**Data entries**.
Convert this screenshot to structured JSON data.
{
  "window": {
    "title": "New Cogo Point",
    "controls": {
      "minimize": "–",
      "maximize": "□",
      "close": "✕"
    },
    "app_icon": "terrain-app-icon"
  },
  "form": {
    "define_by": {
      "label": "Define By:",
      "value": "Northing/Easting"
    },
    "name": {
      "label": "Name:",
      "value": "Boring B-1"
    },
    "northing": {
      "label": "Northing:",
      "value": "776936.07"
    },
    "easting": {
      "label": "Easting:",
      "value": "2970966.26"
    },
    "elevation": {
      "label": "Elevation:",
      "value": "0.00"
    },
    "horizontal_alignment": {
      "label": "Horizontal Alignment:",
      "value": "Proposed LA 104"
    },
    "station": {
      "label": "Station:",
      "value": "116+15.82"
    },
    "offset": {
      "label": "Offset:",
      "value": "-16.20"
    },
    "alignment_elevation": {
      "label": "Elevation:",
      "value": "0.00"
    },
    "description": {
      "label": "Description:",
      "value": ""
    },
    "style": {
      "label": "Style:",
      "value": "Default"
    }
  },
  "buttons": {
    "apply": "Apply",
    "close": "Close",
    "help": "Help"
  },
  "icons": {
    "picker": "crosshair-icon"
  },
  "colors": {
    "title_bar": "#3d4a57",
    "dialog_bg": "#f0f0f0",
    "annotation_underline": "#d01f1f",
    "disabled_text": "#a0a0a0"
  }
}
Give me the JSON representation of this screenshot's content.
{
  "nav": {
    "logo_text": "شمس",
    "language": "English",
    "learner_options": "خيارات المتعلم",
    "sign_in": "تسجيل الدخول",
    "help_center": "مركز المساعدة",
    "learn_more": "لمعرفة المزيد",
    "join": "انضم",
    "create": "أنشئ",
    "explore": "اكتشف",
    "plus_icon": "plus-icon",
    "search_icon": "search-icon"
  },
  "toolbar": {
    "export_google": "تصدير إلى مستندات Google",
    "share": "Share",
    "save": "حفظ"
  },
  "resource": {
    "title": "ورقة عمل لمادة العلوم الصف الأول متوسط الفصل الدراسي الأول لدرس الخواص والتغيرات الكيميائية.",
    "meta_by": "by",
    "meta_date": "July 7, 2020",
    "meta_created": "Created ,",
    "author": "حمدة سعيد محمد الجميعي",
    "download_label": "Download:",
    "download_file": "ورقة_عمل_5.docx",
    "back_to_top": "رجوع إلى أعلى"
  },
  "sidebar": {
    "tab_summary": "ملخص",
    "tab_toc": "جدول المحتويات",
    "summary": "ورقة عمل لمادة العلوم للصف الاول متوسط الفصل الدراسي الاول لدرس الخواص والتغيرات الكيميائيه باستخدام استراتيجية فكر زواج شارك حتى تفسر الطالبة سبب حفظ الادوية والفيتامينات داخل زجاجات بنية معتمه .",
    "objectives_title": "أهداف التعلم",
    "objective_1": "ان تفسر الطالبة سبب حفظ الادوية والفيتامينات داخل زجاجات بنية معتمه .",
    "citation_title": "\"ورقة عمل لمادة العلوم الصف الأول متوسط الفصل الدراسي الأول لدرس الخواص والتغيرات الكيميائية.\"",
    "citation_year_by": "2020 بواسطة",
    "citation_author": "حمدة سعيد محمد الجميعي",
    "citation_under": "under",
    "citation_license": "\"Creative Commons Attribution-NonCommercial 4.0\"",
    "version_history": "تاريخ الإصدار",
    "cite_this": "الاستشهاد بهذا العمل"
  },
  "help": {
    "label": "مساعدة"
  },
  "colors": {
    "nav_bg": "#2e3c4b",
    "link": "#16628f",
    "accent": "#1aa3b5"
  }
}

**Problem statement**. Repeat the data precisely, line by line.

**Task answer**.
Convert this screenshot to structured JSON data.
{
  "window": {
    "title": "New Cogo Point",
    "controls": {
      "minimize": "–",
      "maximize": "□",
      "close": "✕"
    },
    "app_icon": "terrain-app-icon"
  },
  "form": {
    "define_by": {
      "label": "Define By:",
      "value": "Northing/Easting"
    },
    "name": {
      "label": "Name:",
      "value": "Boring B-1"
    },
    "northing": {
      "label": "Northing:",
      "value": "776936.07"
    },
    "easting": {
      "label": "Easting:",
      "value": "2970966.26"
    },
    "elevation": {
      "label": "Elevation:",
      "value": "0.00"
    },
    "horizontal_alignment": {
      "label": "Horizontal Alignment:",
      "value": "Proposed LA 104"
    },
    "station": {
      "label": "Station:",
      "value": "116+15.82"
    },
    "offset": {
      "label": "Offset:",
      "value": "-16.20"
    },
    "alignment_elevation": {
      "label": "Elevation:",
      "value": "0.00"
    },
    "description": {
      "label": "Description:",
      "value": ""
    },
    "style": {
      "label": "Style:",
      "value": "Default"
    }
  },
  "buttons": {
    "apply": "Apply",
    "close": "Close",
    "help": "Help"
  },
  "icons": {
    "picker": "crosshair-icon"
  },
  "colors": {
    "title_bar": "#3d4a57",
    "dialog_bg": "#f0f0f0",
    "annotation_underline": "#d01f1f",
    "disabled_text": "#a0a0a0"
  }
}
Give me the JSON representation of this screenshot's content.
{
  "nav": {
    "logo_text": "شمس",
    "language": "English",
    "learner_options": "خيارات المتعلم",
    "sign_in": "تسجيل الدخول",
    "help_center": "مركز المساعدة",
    "learn_more": "لمعرفة المزيد",
    "join": "انضم",
    "create": "أنشئ",
    "explore": "اكتشف",
    "plus_icon": "plus-icon",
    "search_icon": "search-icon"
  },
  "toolbar": {
    "export_google": "تصدير إلى مستندات Google",
    "share": "Share",
    "save": "حفظ"
  },
  "resource": {
    "title": "ورقة عمل لمادة العلوم الصف الأول متوسط الفصل الدراسي الأول لدرس الخواص والتغيرات الكيميائية.",
    "meta_by": "by",
    "meta_date": "July 7, 2020",
    "meta_created": "Created ,",
    "author": "حمدة سعيد محمد الجميعي",
    "download_label": "Download:",
    "download_file": "ورقة_عمل_5.docx",
    "back_to_top": "رجوع إلى أعلى"
  },
  "sidebar": {
    "tab_summary": "ملخص",
    "tab_toc": "جدول المحتويات",
    "summary": "ورقة عمل لمادة العلوم للصف الاول متوسط الفصل الدراسي الاول لدرس الخواص والتغيرات الكيميائيه باستخدام استراتيجية فكر زواج شارك حتى تفسر الطالبة سبب حفظ الادوية والفيتامينات داخل زجاجات بنية معتمه .",
    "objectives_title": "أهداف التعلم",
    "objective_1": "ان تفسر الطالبة سبب حفظ الادوية والفيتامينات داخل زجاجات بنية معتمه .",
    "citation_title": "\"ورقة عمل لمادة العلوم الصف الأول متوسط الفصل الدراسي الأول لدرس الخواص والتغيرات الكيميائية.\"",
    "citation_year_by": "2020 بواسطة",
    "citation_author": "حمدة سعيد محمد الجميعي",
    "citation_under": "under",
    "citation_license": "\"Creative Commons Attribution-NonCommercial 4.0\"",
    "version_history": "تاريخ الإصدار",
    "cite_this": "الاستشهاد بهذا العمل"
  },
  "help": {
    "label": "مساعدة"
  },
  "colors": {
    "nav_bg": "#2e3c4b",
    "link": "#16628f",
    "accent": "#1aa3b5"
  }
}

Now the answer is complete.